▶
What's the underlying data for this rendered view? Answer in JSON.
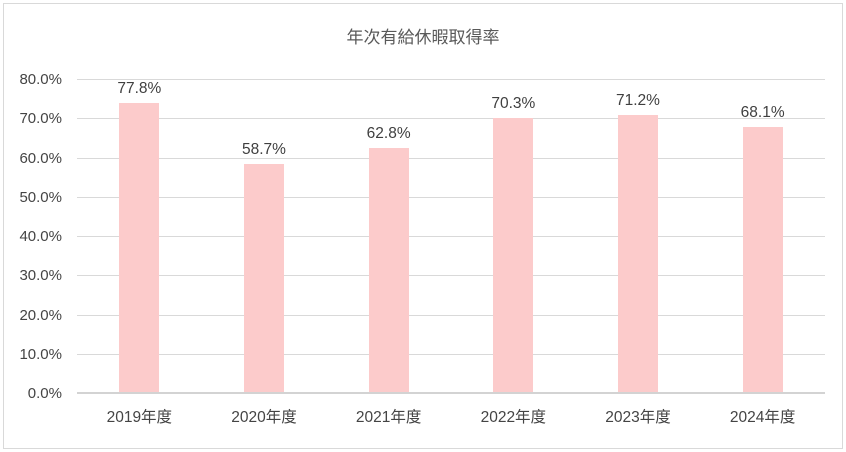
{
  "chart": {
    "title": "年次有給休暇取得率",
    "colors": {
      "bar_fill": "#FCCBCB",
      "gridline": "#D9D9D9",
      "axis_line": "#D3D3D3",
      "border": "#D9D9D9",
      "title_text": "#595959",
      "axis_text": "#444444",
      "data_label_text": "#3F3F3F"
    }
  },
  "chart_data": {
    "type": "bar",
    "title": "年次有給休暇取得率",
    "categories": [
      "2019年度",
      "2020年度",
      "2021年度",
      "2022年度",
      "2023年度",
      "2024年度"
    ],
    "values": [
      77.8,
      58.7,
      62.8,
      70.3,
      71.2,
      68.1
    ],
    "data_labels": [
      "77.8%",
      "58.7%",
      "62.8%",
      "70.3%",
      "71.2%",
      "68.1%"
    ],
    "y_tick_labels": [
      "0.0%",
      "10.0%",
      "20.0%",
      "30.0%",
      "40.0%",
      "50.0%",
      "60.0%",
      "70.0%",
      "80.0%"
    ],
    "xlabel": "",
    "ylabel": "",
    "ylim": [
      0,
      80
    ],
    "y_major_unit": 10,
    "grid": "horizontal",
    "legend": "none"
  }
}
◀
* Task objective
Omit the pictures and reproduce the listing exactly.

* Complete answer
What's the underlying data for this rendered view? Answer in JSON.
{
  "chart": {
    "title": "年次有給休暇取得率",
    "colors": {
      "bar_fill": "#FCCBCB",
      "gridline": "#D9D9D9",
      "axis_line": "#D3D3D3",
      "border": "#D9D9D9",
      "title_text": "#595959",
      "axis_text": "#444444",
      "data_label_text": "#3F3F3F"
    }
  },
  "chart_data": {
    "type": "bar",
    "title": "年次有給休暇取得率",
    "categories": [
      "2019年度",
      "2020年度",
      "2021年度",
      "2022年度",
      "2023年度",
      "2024年度"
    ],
    "values": [
      77.8,
      58.7,
      62.8,
      70.3,
      71.2,
      68.1
    ],
    "data_labels": [
      "77.8%",
      "58.7%",
      "62.8%",
      "70.3%",
      "71.2%",
      "68.1%"
    ],
    "y_tick_labels": [
      "0.0%",
      "10.0%",
      "20.0%",
      "30.0%",
      "40.0%",
      "50.0%",
      "60.0%",
      "70.0%",
      "80.0%"
    ],
    "xlabel": "",
    "ylabel": "",
    "ylim": [
      0,
      80
    ],
    "y_major_unit": 10,
    "grid": "horizontal",
    "legend": "none"
  }
}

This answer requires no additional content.